_EXERCISE:_
All of the records below need to be copied exactly.
=-=-=-=-=
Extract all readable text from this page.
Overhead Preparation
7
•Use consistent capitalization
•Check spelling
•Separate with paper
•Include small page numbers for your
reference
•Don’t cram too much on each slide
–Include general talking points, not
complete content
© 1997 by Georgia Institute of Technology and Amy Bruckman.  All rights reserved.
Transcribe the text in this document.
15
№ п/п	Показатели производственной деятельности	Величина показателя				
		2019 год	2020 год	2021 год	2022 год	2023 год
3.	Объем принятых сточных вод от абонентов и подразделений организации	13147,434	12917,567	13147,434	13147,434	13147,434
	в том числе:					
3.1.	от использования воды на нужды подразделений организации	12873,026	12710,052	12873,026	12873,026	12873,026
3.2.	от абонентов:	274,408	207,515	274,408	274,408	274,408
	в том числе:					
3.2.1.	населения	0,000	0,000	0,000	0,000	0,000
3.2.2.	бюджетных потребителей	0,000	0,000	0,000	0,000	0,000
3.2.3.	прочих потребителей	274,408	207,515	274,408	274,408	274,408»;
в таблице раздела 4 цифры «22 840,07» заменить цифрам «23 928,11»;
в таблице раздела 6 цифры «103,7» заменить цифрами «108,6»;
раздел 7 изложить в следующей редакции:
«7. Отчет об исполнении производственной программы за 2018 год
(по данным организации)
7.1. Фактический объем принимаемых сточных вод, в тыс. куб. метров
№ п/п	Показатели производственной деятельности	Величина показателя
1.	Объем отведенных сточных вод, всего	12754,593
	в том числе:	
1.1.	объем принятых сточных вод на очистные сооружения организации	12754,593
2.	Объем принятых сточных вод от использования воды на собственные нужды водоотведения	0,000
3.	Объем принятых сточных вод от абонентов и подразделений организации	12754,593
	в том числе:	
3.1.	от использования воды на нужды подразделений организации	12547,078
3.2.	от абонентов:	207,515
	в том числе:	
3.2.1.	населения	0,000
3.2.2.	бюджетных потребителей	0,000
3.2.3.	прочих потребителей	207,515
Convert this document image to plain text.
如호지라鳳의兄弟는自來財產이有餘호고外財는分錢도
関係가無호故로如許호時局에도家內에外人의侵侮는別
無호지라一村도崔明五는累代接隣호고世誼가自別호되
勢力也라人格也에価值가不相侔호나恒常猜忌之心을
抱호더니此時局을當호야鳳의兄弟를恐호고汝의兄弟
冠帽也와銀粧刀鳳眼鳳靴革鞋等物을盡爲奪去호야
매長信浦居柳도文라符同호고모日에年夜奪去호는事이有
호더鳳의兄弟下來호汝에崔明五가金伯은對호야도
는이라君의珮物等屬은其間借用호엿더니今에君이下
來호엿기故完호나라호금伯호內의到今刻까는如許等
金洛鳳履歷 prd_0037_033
=-=-=-=-=
_ANSWER FOR THE TASK:_
Extract all readable text from this page.
Overhead Preparation
7
•Use consistent capitalization
•Check spelling
•Separate with paper
•Include small page numbers for your
reference
•Don’t cram too much on each slide
–Include general talking points, not
complete content
© 1997 by Georgia Institute of Technology and Amy Bruckman.  All rights reserved.
Transcribe the text in this document.
15
№ п/п	Показатели производственной деятельности	Величина показателя				
		2019 год	2020 год	2021 год	2022 год	2023 год
3.	Объем принятых сточных вод от абонентов и подразделений организации	13147,434	12917,567	13147,434	13147,434	13147,434
	в том числе:					
3.1.	от использования воды на нужды подразделений организации	12873,026	12710,052	12873,026	12873,026	12873,026
3.2.	от абонентов:	274,408	207,515	274,408	274,408	274,408
	в том числе:					
3.2.1.	населения	0,000	0,000	0,000	0,000	0,000
3.2.2.	бюджетных потребителей	0,000	0,000	0,000	0,000	0,000
3.2.3.	прочих потребителей	274,408	207,515	274,408	274,408	274,408»;
в таблице раздела 4 цифры «22 840,07» заменить цифрам «23 928,11»;
в таблице раздела 6 цифры «103,7» заменить цифрами «108,6»;
раздел 7 изложить в следующей редакции:
«7. Отчет об исполнении производственной программы за 2018 год
(по данным организации)
7.1. Фактический объем принимаемых сточных вод, в тыс. куб. метров
№ п/п	Показатели производственной деятельности	Величина показателя
1.	Объем отведенных сточных вод, всего	12754,593
	в том числе:	
1.1.	объем принятых сточных вод на очистные сооружения организации	12754,593
2.	Объем принятых сточных вод от использования воды на собственные нужды водоотведения	0,000
3.	Объем принятых сточных вод от абонентов и подразделений организации	12754,593
	в том числе:	
3.1.	от использования воды на нужды подразделений организации	12547,078
3.2.	от абонентов:	207,515
	в том числе:	
3.2.1.	населения	0,000
3.2.2.	бюджетных потребителей	0,000
3.2.3.	прочих потребителей	207,515
Convert this document image to plain text.
如호지라鳳의兄弟는自來財產이有餘호고外財는分錢도
関係가無호故로如許호時局에도家內에外人의侵侮는別
無호지라一村도崔明五는累代接隣호고世誼가自別호되
勢力也라人格也에価值가不相侔호나恒常猜忌之心을
抱호더니此時局을當호야鳳의兄弟를恐호고汝의兄弟
冠帽也와銀粧刀鳳眼鳳靴革鞋等物을盡爲奪去호야
매長信浦居柳도文라符同호고모日에年夜奪去호는事이有
호더鳳의兄弟下來호汝에崔明五가金伯은對호야도
는이라君의珮物等屬은其間借用호엿더니今에君이下
來호엿기故完호나라호금伯호內의到今刻까는如許等
金洛鳳履歷 prd_0037_033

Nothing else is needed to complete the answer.